**EXCERPT PROVIDED:**
START
On Saturday, February 3, 2018 at 8:10:38 PM UTC-5, Steven D'Aprano wrote:
>
> On Sun, Feb 04, 2018 at 10:54:53AM +1100, Chris Angelico wrote: 
>
> > Picking up this one as an example, but this applies to all of them: 
> > the transformation you're giving here is dangerously flawed. If there 
> > are any regex special characters in the strings, this will either bomb 
> > with an exception, or silently do the wrong thing. The correct way to 
> > do it is (at least, I think it is): 
> > 
> > re.match("|".join(map(re.escape, strings)), testme) 
> > 
> > With that gotcha lurking in the wings, I think this should not be 
> > cavalierly dismissed with "just 'import re' and be done with it". 
>
> Indeed. 
>
> This is not Perl and "just use a regex" is not a close fit to the 
> culture of Python. 
>
> Regexes are a completely separate mini-language, and one which is the 
> opposite of Pythonic. Instead of "executable pseudo-code", regexes are 
> excessively terse and cryptic once you get past the simple examples. 
> Doing anything complicated using regexes is painful. 
>
> Even Larry Wall has criticised regex syntax for choosing poor defaults 
> and information density. (Rarely used symbols get a single character, 
> while frequently needed symbols are coded as multiple characters, so 
> Perlish syntax has the worst of both worlds: too terse for casual users, 
> too verbose for experts, hard to maintain for everyone.)
END
**DATA SECTION:**
START
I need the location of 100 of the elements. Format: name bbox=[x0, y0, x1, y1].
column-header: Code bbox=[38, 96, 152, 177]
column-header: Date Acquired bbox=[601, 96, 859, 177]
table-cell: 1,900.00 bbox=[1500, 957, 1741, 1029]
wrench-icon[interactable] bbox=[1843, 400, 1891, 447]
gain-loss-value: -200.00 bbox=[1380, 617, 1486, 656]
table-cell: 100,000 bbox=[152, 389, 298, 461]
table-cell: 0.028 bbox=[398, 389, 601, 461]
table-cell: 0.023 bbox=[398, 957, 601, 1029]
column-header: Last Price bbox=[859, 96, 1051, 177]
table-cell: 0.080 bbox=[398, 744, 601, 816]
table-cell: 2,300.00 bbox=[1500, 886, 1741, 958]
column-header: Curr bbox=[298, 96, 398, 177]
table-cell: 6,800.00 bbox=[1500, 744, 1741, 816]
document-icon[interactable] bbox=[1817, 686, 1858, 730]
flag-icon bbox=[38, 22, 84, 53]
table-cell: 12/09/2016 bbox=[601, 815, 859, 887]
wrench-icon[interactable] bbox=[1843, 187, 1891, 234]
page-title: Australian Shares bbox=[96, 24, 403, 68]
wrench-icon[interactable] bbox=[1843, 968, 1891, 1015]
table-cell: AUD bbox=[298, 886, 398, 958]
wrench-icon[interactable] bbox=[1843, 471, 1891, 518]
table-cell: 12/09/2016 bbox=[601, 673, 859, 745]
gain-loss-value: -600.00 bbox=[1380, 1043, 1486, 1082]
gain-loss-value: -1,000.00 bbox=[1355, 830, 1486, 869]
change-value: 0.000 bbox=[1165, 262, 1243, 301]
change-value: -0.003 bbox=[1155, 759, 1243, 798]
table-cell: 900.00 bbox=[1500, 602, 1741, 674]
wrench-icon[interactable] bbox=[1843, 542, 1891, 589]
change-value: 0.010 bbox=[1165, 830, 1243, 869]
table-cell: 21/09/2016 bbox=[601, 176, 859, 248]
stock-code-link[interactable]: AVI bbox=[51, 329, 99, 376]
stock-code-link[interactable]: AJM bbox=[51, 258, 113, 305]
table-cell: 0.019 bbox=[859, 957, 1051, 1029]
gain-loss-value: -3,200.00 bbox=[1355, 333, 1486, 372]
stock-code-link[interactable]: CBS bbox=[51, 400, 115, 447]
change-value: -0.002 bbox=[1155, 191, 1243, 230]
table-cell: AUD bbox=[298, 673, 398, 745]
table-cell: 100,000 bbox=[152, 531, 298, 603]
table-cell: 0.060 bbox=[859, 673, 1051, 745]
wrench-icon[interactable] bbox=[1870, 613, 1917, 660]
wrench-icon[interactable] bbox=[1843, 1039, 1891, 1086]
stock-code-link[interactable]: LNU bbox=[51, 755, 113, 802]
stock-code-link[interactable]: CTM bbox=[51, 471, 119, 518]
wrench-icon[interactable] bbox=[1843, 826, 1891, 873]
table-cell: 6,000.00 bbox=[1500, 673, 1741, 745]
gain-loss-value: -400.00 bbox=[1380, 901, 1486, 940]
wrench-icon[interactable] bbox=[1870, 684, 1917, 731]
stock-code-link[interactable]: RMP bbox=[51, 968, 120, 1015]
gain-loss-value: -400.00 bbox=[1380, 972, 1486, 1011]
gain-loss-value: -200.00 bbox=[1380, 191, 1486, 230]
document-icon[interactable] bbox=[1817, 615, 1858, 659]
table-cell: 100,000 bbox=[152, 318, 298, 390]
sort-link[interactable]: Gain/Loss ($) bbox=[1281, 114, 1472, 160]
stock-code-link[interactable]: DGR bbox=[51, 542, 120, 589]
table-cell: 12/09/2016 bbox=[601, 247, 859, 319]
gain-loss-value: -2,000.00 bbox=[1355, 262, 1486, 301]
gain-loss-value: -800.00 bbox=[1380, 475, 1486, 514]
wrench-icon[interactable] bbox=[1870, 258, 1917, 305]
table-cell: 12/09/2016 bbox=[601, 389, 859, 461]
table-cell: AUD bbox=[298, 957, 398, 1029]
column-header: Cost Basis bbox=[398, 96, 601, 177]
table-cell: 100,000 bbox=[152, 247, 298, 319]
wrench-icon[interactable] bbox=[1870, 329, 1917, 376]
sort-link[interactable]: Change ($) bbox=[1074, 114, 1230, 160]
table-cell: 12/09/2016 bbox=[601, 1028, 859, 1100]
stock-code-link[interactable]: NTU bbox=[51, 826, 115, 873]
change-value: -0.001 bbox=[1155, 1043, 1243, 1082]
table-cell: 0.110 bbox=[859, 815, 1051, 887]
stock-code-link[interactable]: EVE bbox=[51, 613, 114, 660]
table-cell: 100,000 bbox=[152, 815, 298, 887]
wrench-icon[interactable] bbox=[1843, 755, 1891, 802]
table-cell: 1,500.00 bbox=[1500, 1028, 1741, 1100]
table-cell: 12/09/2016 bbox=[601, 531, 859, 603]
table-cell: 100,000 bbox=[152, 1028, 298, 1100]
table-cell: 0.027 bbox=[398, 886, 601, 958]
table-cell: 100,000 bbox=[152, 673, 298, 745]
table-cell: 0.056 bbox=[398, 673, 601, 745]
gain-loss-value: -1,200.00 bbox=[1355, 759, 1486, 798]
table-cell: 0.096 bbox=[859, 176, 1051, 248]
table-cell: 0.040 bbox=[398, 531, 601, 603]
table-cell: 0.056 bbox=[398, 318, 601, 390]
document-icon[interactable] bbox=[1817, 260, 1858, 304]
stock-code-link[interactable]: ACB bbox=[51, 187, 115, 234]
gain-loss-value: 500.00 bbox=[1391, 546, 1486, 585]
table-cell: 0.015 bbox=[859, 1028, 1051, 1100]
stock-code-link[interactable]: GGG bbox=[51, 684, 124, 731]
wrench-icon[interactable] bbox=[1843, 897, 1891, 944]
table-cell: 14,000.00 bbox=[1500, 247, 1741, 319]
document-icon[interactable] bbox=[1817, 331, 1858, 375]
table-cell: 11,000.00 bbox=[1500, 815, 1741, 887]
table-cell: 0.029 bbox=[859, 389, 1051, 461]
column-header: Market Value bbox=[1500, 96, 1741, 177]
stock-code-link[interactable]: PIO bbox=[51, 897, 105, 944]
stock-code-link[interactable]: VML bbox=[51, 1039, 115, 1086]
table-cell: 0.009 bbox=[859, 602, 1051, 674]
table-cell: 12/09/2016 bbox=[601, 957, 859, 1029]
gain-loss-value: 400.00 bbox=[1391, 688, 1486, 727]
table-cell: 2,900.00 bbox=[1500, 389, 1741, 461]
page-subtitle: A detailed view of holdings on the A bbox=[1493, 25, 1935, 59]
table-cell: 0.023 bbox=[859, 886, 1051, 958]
END
**SET PROBLEM 1:**
In the regex discussion, answer each question on its own line:
(a) What two outcomes are said to follow if the strings contain regex special characters?
(b) How are regexes described once you get past the simple examples?
(c) In regex syntax, what kind of symbols get a single character?
**SET PROBLEM 2:**
List every person named in the regex discussion.

**EXERCISE OUTPUT 1:**
(a) It will either bomb with an exception or silently do the wrong thing.
(b) Excessively terse and cryptic.
(c) Rarely used symbols.

**EXERCISE OUTPUT 2:**
Steven D'Aprano
Chris Angelico
Larry Wall